Filter the lines below, copying only those with the string "JSON".

>> BEGIN Data rows

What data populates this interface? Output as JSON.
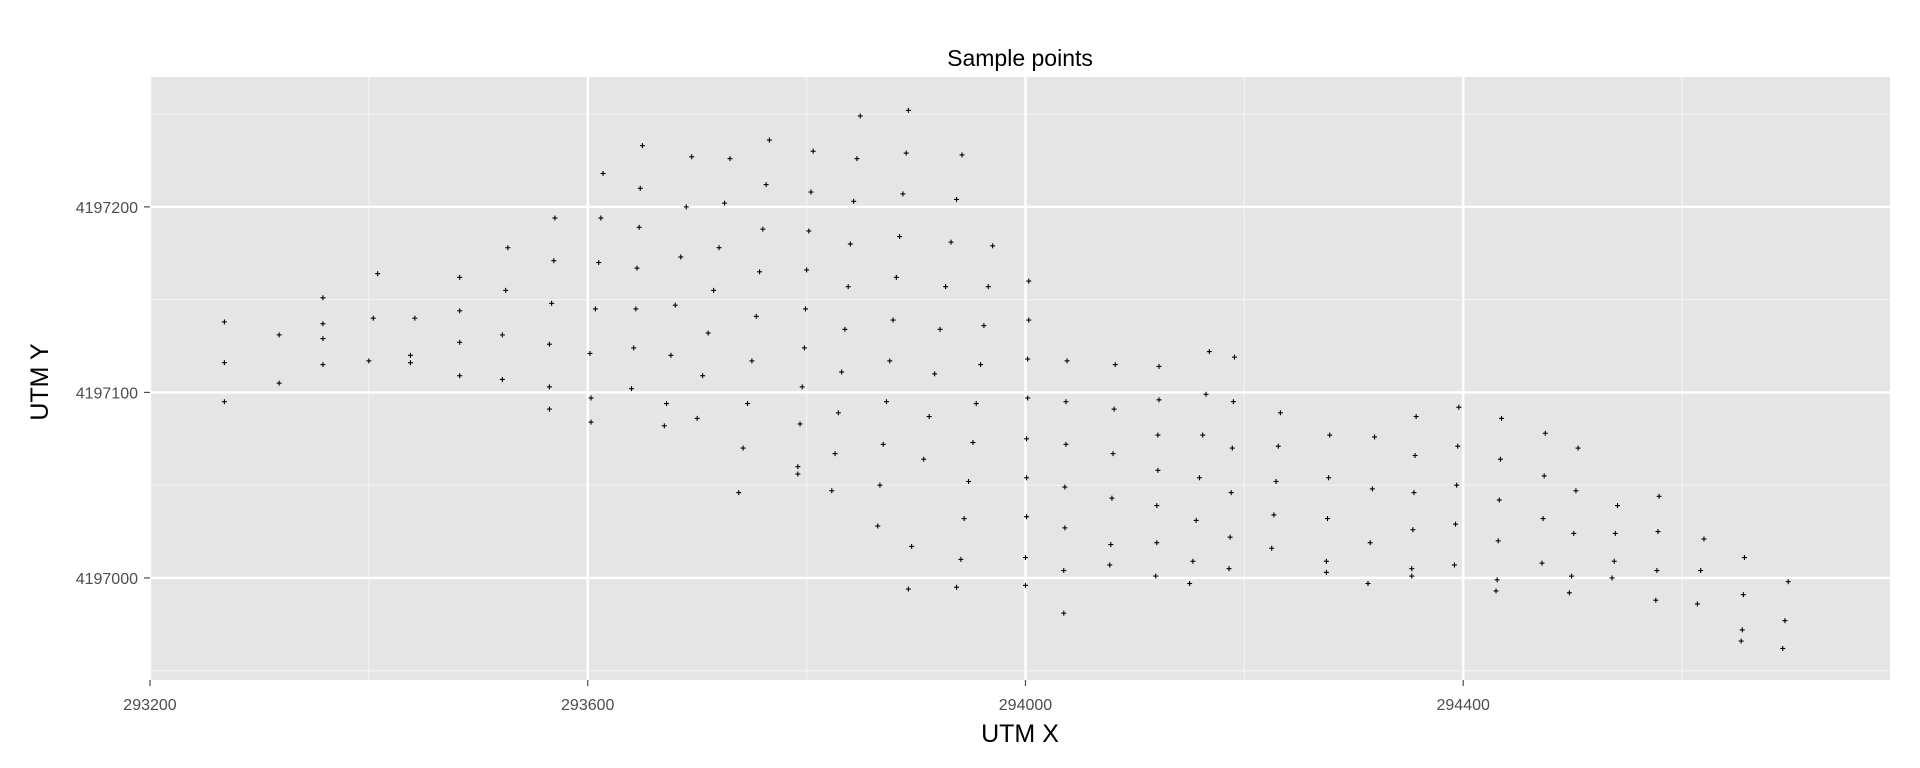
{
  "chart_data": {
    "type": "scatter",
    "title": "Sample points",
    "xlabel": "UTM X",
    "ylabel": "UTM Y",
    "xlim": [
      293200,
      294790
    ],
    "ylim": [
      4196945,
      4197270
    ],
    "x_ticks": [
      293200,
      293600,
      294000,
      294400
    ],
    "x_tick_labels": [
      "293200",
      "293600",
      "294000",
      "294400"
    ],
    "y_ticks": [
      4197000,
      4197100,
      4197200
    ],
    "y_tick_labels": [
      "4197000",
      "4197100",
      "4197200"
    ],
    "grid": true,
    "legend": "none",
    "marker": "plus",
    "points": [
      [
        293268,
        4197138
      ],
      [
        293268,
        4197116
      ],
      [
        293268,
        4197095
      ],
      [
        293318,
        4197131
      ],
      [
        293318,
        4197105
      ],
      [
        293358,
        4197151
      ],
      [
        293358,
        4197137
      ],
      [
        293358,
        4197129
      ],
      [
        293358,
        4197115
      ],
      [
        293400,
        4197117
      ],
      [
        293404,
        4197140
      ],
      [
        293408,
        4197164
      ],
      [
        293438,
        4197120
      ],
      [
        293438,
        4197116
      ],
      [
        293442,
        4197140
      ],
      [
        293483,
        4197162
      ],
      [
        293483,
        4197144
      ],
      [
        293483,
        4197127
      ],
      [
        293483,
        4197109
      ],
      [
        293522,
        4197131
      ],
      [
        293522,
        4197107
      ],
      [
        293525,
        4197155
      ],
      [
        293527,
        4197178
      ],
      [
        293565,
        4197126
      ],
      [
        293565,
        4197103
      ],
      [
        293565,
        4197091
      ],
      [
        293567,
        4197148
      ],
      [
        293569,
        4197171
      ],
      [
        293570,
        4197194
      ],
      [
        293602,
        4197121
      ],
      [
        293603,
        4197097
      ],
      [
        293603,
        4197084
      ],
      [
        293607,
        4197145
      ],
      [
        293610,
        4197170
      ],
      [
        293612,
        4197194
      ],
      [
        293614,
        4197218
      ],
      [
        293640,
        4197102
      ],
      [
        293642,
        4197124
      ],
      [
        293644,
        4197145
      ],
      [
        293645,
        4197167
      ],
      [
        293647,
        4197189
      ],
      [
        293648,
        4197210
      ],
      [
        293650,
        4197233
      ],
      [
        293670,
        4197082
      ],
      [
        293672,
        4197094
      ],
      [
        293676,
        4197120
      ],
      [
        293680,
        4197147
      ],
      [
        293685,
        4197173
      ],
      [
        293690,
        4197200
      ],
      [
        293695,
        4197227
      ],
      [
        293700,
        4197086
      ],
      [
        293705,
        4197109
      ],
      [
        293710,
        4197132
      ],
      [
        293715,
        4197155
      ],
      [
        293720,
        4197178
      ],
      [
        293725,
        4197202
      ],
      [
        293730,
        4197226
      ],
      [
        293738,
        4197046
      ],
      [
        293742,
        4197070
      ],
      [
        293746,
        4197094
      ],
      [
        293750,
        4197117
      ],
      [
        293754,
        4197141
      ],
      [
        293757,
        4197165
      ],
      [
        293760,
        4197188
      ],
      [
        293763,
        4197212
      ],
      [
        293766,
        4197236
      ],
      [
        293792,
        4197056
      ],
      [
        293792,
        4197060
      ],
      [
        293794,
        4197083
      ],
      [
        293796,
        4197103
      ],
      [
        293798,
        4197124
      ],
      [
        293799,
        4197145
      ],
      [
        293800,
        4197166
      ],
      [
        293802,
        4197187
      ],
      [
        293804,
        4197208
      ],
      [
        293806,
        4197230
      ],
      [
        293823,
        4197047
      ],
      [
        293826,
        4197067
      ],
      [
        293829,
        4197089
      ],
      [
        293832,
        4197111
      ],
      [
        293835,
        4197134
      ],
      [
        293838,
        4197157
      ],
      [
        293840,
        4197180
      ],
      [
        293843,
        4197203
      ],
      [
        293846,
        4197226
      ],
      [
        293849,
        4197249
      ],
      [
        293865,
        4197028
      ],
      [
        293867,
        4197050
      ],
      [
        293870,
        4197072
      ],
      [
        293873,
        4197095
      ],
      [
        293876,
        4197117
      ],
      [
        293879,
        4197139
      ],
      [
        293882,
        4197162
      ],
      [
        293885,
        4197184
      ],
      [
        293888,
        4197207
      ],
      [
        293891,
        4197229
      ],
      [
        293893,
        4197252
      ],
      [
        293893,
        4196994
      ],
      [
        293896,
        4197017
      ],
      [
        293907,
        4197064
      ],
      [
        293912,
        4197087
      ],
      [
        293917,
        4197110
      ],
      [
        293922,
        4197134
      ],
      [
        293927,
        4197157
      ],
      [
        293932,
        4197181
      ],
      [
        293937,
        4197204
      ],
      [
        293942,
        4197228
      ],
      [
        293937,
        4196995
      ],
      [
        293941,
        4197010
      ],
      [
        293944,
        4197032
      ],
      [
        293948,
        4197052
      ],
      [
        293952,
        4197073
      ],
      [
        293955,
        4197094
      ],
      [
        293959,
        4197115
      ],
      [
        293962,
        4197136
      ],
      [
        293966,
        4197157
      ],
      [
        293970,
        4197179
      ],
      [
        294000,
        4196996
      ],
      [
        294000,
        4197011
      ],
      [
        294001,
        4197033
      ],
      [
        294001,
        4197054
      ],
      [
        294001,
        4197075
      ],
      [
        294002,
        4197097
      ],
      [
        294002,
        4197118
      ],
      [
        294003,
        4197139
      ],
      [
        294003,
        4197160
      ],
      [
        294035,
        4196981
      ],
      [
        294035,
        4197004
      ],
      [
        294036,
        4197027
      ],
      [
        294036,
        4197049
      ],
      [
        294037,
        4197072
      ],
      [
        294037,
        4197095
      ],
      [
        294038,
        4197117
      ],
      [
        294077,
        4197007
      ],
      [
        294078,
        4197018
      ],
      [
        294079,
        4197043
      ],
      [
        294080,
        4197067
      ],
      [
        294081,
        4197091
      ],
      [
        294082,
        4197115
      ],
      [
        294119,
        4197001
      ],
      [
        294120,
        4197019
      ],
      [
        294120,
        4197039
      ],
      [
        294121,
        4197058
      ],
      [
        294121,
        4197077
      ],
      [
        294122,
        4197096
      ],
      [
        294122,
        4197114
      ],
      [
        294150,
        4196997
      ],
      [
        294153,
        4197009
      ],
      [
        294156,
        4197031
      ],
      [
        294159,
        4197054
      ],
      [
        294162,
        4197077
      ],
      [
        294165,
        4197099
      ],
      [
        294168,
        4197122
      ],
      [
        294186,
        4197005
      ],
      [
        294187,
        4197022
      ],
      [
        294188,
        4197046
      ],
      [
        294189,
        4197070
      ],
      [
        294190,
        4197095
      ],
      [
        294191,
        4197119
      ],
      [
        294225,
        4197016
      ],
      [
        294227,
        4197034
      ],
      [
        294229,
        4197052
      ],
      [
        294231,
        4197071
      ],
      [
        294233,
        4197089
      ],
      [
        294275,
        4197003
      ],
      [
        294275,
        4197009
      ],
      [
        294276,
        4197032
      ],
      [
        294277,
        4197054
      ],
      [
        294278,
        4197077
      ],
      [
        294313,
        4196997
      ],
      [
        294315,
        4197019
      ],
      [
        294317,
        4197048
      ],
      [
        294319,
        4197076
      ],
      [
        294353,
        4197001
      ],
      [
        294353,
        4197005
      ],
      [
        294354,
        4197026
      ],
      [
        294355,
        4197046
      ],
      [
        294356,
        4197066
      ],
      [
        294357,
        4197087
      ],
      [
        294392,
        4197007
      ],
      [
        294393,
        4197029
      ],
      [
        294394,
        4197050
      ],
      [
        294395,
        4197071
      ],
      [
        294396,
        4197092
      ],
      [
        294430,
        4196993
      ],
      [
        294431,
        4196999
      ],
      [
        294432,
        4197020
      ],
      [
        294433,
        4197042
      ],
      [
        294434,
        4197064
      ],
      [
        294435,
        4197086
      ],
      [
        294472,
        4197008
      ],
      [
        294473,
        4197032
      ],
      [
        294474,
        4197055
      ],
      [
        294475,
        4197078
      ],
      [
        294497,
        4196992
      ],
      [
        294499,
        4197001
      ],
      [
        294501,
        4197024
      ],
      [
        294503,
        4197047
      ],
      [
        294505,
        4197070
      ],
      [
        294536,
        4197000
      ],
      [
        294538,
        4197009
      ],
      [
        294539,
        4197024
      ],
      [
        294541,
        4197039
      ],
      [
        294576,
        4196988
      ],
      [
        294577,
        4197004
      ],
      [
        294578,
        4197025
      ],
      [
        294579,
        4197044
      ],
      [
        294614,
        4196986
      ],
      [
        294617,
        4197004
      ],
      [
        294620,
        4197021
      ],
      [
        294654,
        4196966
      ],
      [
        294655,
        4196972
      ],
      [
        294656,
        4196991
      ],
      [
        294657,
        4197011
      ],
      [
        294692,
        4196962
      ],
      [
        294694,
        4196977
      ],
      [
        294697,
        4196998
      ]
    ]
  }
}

>> END Data rows
>> BEGIN Data rows

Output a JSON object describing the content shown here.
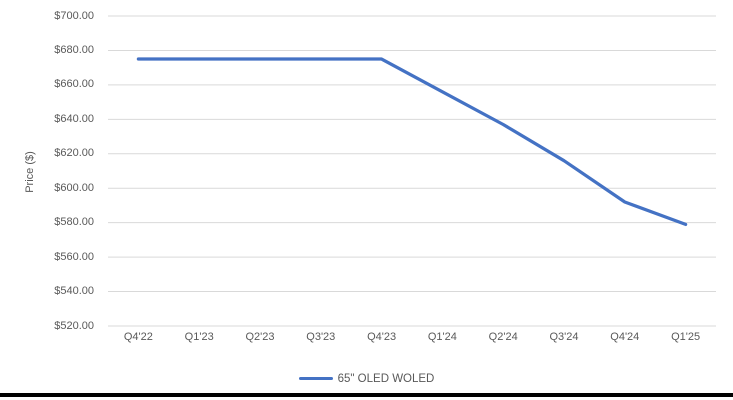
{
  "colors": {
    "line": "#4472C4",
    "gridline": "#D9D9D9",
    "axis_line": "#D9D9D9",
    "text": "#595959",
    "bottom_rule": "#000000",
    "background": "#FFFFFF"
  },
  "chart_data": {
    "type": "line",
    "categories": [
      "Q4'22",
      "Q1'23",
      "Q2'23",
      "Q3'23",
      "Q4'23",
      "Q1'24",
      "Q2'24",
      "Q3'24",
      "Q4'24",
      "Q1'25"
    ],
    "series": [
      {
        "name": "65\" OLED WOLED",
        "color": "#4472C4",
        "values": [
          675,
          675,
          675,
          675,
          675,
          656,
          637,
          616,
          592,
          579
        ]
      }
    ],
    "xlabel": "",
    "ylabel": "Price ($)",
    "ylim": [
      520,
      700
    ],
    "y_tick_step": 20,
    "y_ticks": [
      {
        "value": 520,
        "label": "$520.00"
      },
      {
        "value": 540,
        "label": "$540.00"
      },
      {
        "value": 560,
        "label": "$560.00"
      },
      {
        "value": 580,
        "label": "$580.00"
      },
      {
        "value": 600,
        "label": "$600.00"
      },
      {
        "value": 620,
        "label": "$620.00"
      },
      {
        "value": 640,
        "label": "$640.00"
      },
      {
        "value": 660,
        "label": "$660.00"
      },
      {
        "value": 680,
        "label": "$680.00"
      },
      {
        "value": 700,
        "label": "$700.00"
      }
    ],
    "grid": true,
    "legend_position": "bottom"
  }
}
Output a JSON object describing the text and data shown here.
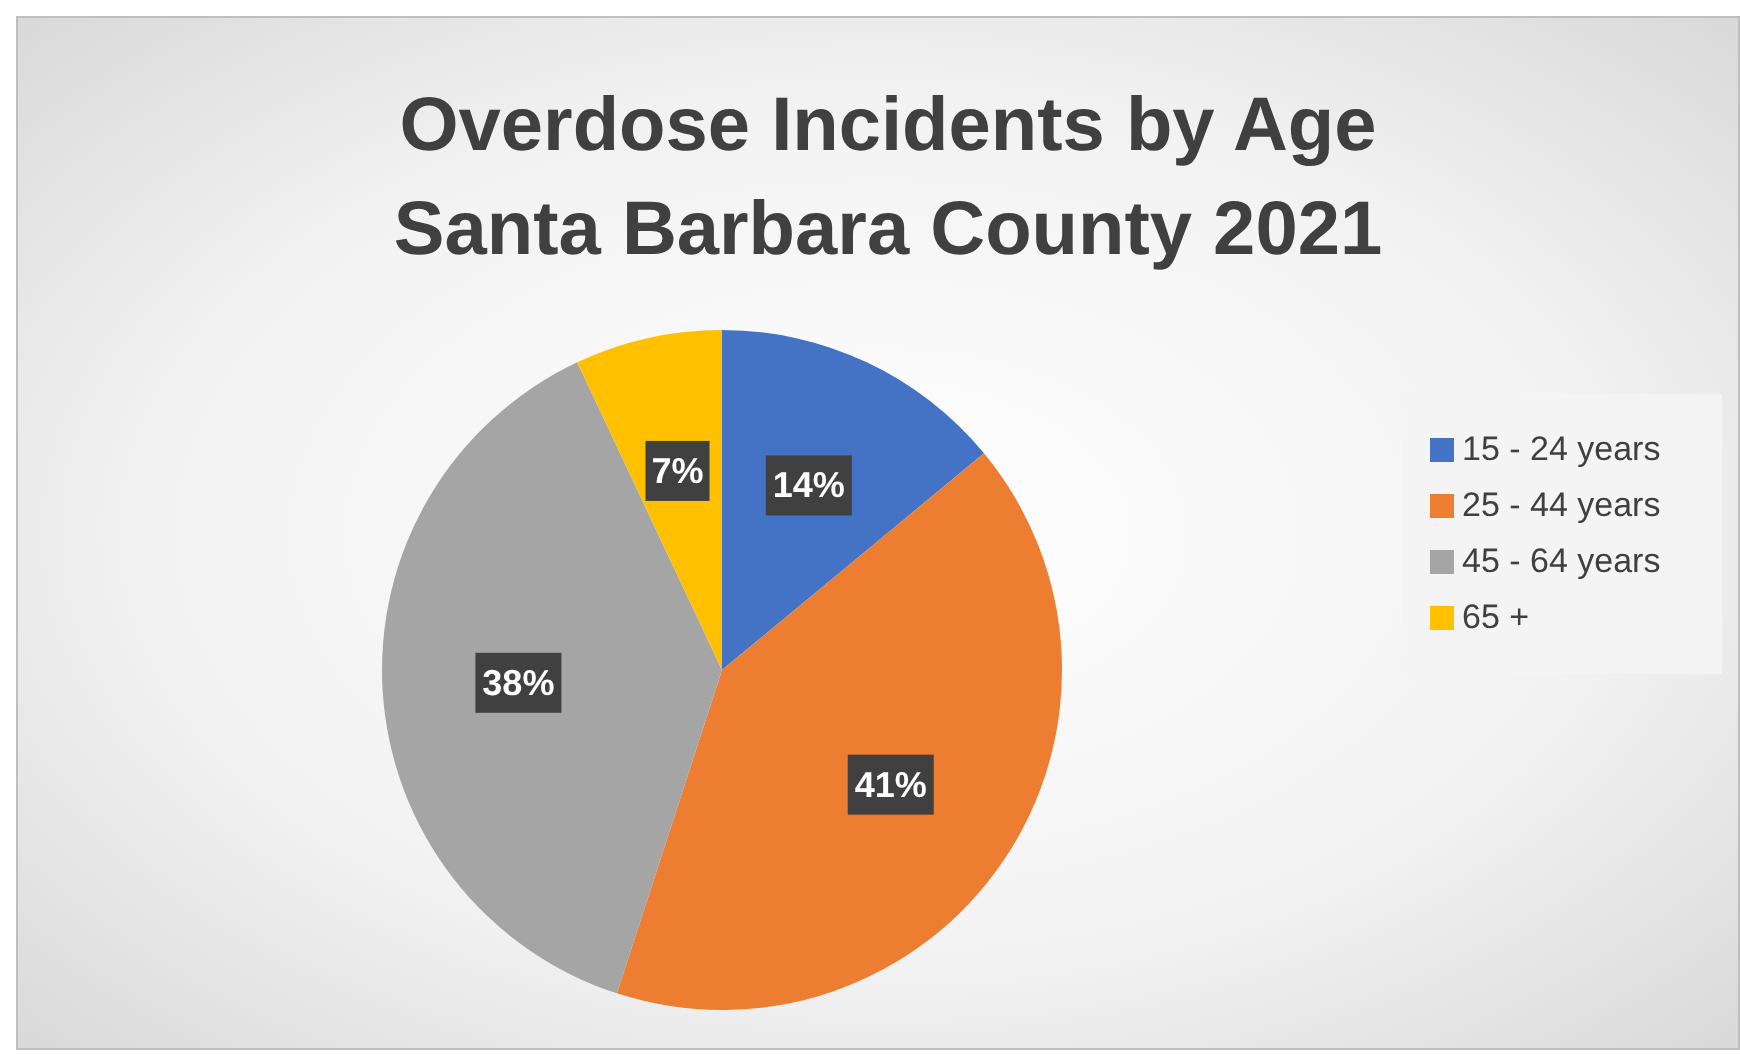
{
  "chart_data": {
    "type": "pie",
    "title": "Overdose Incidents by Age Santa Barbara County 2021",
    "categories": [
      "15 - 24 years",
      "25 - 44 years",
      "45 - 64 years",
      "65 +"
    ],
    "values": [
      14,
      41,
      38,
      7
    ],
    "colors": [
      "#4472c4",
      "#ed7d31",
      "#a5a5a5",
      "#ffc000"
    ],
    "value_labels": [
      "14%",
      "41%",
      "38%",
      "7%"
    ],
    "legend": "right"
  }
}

>> END Data rows

Expected output>
What data populates this interface? Output as JSON.
Output a JSON object describing the content shown here.
Output a JSON object describing the text and data shown here.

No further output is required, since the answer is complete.